## Task statement
Every line with the string "name" should be gathered.

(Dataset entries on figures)
**********

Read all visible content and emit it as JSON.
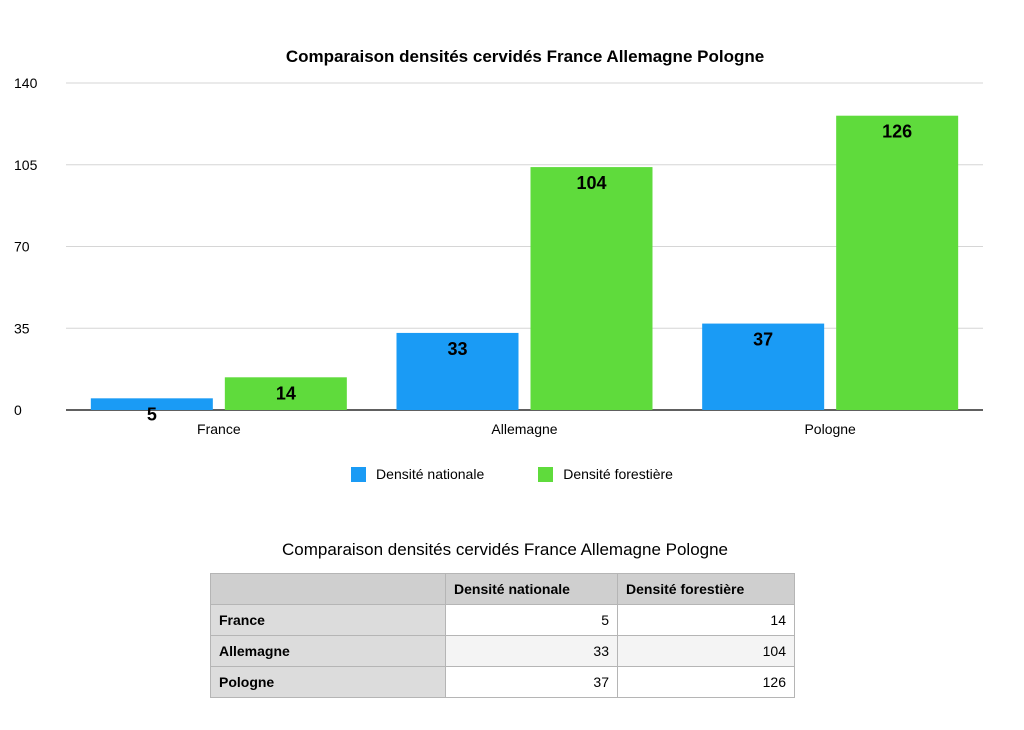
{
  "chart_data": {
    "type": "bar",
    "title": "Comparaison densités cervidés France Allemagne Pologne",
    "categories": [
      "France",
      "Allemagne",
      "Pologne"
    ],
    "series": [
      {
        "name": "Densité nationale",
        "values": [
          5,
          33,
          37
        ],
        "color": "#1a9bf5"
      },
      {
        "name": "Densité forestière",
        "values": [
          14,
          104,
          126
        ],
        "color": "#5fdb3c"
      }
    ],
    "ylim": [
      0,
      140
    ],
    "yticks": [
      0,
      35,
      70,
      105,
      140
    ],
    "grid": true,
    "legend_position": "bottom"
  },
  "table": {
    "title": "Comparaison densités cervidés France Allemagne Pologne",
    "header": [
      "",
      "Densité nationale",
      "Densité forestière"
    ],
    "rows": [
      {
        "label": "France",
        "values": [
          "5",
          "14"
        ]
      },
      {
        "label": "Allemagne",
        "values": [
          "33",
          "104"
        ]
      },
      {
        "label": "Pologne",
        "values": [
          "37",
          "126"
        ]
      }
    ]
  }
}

**********

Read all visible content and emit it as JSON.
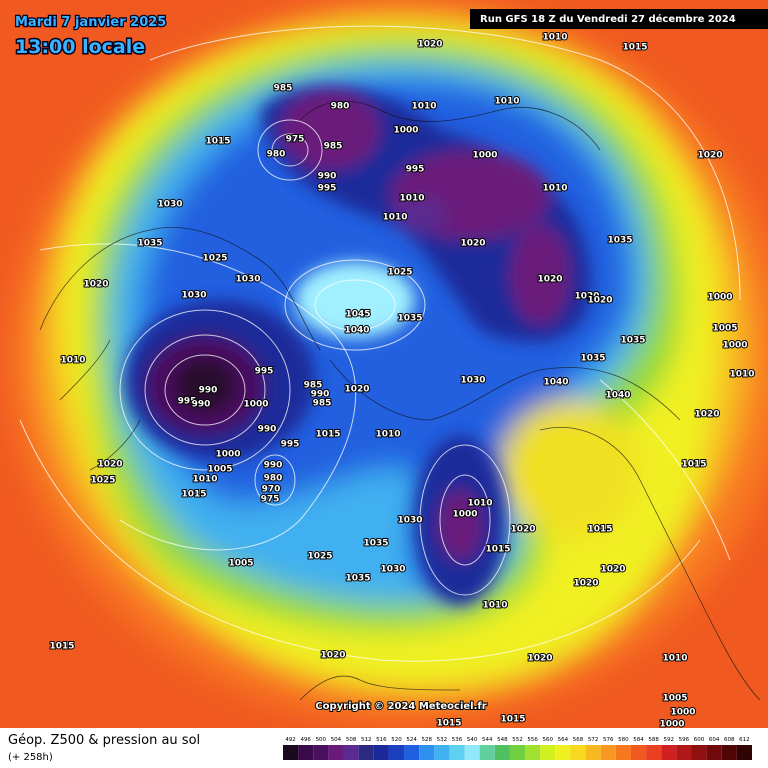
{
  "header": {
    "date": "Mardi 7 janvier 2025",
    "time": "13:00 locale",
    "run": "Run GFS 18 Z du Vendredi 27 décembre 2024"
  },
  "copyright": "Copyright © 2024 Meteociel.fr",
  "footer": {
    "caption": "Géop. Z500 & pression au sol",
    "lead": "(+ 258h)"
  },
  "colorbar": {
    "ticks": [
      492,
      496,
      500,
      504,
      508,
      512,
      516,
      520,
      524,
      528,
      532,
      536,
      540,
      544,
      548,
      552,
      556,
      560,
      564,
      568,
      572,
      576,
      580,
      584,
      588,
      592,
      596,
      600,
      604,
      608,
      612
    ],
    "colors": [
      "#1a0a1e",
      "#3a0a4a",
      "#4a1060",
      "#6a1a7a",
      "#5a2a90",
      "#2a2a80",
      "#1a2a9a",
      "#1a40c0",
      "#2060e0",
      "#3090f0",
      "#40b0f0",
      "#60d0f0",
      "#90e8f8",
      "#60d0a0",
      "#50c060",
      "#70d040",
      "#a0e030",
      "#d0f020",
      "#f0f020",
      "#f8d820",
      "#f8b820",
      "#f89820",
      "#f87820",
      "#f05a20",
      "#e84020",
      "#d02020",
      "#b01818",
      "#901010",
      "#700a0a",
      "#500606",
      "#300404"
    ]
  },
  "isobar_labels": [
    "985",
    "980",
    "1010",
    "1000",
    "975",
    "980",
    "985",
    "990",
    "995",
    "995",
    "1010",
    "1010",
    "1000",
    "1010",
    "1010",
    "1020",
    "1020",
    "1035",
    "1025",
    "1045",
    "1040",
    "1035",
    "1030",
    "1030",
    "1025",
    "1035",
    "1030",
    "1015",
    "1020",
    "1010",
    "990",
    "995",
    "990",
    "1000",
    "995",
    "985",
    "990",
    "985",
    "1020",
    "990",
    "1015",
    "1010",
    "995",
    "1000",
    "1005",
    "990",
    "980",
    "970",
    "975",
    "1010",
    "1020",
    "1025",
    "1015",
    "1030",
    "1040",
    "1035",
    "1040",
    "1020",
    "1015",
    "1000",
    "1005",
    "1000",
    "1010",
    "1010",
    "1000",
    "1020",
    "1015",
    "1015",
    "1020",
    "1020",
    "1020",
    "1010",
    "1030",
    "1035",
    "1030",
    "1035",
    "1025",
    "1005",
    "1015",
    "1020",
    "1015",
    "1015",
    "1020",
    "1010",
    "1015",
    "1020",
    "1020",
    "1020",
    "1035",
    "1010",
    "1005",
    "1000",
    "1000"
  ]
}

**********

## Final result
        "name": "Densité nationale",
        "name": "Densité forestière",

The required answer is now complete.